##### Materials provided

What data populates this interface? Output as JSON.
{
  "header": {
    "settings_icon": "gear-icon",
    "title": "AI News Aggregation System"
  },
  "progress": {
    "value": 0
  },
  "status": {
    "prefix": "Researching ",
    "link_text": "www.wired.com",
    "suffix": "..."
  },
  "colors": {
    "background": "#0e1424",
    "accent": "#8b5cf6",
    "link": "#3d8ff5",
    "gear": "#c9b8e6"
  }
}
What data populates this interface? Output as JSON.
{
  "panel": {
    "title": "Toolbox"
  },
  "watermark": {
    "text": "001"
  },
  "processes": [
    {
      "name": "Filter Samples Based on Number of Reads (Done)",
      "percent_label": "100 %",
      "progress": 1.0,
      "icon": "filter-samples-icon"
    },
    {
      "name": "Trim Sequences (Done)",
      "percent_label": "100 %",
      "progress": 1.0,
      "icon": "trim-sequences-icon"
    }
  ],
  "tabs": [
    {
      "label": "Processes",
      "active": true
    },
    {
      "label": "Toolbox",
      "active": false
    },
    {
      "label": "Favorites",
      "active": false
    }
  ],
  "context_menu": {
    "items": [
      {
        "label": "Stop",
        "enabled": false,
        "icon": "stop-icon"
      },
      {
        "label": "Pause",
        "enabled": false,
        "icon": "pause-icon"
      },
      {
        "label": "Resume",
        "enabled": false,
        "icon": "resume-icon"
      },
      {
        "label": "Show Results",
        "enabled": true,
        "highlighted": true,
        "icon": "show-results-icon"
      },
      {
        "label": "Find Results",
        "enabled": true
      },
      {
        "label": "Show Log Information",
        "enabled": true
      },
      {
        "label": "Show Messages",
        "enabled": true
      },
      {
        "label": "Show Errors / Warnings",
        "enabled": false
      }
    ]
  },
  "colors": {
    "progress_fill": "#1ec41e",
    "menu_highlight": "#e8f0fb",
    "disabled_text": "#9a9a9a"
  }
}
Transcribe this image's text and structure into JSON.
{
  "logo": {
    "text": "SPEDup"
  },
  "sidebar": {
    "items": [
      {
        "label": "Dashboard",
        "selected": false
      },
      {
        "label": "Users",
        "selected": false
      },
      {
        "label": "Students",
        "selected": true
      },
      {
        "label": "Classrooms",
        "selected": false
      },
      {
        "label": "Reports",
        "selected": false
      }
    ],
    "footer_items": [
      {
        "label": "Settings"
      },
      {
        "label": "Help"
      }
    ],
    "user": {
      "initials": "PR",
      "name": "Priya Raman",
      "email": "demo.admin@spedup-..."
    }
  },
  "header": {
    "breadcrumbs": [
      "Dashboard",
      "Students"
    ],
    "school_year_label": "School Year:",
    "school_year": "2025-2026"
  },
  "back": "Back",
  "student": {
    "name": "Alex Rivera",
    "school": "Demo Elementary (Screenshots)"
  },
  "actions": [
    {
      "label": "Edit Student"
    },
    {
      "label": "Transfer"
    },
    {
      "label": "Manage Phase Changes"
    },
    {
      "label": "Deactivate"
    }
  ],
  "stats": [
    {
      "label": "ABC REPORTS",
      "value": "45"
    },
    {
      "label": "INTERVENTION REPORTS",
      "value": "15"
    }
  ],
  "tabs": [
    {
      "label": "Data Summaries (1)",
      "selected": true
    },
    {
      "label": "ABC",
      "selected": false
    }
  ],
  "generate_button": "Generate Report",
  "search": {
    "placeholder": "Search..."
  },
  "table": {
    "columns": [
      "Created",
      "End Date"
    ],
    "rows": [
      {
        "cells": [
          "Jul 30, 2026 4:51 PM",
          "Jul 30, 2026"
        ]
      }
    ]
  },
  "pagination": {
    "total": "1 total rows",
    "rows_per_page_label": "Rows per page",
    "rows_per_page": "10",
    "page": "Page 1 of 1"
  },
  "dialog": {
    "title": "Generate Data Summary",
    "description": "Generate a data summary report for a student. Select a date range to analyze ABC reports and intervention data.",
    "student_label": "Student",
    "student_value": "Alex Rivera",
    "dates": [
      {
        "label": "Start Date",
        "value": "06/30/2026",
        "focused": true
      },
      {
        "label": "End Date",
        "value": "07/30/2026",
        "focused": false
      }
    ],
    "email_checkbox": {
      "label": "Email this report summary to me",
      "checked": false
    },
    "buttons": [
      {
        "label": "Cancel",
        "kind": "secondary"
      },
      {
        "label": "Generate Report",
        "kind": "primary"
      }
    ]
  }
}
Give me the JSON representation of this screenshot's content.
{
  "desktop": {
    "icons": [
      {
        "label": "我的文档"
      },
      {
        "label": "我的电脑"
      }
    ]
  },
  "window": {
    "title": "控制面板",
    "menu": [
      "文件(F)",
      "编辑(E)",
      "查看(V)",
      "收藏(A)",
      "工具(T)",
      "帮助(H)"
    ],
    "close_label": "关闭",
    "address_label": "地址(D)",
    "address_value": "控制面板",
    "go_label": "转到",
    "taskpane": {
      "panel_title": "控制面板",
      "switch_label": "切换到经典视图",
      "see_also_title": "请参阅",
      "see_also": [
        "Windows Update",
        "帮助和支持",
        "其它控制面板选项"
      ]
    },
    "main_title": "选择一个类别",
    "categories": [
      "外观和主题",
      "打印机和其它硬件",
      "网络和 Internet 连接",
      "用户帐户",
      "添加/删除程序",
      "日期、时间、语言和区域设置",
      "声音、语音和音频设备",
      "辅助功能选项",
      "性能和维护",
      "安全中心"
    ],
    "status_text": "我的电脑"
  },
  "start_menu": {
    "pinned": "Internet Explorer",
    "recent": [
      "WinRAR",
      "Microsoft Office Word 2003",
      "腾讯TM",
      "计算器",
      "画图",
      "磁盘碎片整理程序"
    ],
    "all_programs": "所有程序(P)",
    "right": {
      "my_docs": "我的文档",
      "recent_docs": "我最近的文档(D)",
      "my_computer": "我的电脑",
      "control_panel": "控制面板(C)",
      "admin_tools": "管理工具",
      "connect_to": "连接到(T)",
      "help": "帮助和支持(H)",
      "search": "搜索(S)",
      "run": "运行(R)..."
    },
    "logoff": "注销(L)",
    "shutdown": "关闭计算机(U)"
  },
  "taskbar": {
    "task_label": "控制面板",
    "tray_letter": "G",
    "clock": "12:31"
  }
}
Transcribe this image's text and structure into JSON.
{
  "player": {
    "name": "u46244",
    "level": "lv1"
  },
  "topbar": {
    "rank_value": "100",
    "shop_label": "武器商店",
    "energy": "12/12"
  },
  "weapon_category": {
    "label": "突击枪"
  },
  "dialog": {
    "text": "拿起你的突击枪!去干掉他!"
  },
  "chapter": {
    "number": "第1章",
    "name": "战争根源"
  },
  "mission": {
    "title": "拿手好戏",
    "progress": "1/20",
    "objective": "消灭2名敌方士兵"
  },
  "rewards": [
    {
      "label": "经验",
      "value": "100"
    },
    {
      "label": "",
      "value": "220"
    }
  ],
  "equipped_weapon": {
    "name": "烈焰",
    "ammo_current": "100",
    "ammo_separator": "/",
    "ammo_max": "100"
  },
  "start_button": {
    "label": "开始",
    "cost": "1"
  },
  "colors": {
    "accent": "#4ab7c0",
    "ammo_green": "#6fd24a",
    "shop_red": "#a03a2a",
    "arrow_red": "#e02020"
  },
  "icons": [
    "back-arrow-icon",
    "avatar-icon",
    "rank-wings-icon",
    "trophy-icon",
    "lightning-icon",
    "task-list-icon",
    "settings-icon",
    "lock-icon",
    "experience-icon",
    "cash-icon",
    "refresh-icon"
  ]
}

##########

* [Stated exercise]: Search the records above for "name". Copy each line where it is found.

* [Response]:
      "name": "Filter Samples Based on Number of Reads (Done)",
      "name": "Trim Sequences (Done)",
      "name": "Priya Raman",
    "name": "Alex Rivera",
    "name": "u46244",
    "name": "战争根源"
    "name": "烈焰",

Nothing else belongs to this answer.